* STATED PROBLEM *
Copy each line that contains the word "bien".

+++

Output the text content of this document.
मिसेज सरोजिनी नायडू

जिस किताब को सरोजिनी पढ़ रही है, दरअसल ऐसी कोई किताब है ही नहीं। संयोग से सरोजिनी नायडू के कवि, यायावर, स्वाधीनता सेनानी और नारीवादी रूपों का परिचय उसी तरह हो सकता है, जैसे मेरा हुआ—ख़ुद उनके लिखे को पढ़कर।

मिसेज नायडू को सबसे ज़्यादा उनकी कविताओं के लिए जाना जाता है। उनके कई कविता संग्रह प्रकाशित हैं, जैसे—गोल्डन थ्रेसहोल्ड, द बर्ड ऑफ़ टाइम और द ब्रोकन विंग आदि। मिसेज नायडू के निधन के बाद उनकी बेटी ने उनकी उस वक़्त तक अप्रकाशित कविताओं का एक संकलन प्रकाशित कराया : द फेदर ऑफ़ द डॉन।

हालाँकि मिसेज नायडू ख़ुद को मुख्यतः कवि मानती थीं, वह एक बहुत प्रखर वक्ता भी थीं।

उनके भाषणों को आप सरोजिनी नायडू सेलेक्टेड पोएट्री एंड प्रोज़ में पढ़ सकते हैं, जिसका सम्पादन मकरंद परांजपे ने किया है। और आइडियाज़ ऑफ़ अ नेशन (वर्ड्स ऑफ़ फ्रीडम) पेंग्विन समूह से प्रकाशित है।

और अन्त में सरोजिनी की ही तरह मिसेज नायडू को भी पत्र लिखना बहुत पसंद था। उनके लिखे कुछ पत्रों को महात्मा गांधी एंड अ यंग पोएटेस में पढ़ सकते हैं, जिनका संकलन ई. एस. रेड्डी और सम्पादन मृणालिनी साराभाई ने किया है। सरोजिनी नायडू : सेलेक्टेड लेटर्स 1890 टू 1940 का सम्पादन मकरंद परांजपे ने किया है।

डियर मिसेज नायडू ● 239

+++

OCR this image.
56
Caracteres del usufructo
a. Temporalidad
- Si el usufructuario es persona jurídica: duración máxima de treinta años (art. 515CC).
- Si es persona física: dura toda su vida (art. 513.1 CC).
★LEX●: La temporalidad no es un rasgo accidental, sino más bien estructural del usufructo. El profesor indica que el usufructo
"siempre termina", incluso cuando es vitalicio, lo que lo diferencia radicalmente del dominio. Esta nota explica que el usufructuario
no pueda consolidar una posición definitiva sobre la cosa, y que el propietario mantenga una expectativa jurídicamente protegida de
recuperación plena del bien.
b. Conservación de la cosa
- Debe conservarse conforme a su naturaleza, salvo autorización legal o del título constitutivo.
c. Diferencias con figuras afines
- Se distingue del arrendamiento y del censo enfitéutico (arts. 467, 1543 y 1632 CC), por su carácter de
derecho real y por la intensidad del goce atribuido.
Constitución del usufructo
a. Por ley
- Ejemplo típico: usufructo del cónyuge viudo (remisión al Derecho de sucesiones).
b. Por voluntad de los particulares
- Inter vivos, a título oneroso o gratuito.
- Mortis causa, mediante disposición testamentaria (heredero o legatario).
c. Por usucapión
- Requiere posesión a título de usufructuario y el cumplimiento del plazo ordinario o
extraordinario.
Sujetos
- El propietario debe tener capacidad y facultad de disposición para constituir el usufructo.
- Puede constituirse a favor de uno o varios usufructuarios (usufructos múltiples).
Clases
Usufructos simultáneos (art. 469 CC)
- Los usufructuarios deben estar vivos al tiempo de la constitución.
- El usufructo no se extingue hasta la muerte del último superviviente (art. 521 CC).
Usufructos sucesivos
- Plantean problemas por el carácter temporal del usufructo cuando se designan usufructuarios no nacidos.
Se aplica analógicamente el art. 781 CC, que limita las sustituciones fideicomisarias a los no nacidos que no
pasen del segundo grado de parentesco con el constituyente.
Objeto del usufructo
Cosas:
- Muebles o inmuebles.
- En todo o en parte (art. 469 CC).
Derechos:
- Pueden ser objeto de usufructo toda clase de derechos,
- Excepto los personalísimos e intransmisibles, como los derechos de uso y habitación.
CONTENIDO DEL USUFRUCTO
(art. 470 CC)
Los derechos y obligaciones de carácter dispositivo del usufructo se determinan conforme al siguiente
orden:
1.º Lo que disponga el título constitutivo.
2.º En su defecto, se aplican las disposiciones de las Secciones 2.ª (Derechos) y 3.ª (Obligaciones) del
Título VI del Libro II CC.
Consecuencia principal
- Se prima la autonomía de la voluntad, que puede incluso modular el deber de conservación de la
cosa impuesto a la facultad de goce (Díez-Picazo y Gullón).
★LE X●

+++

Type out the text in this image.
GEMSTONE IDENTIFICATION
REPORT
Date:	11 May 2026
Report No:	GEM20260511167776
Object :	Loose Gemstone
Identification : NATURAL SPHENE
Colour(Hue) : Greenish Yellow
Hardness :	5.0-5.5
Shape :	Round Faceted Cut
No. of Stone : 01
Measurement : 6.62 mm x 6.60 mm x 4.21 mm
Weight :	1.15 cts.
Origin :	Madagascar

+++

* TASK SOLUTION *
★LEX●: La temporalidad no es un rasgo accidental, sino más bien estructural del usufructo. El profesor indica que el usufructo
recuperación plena del bien.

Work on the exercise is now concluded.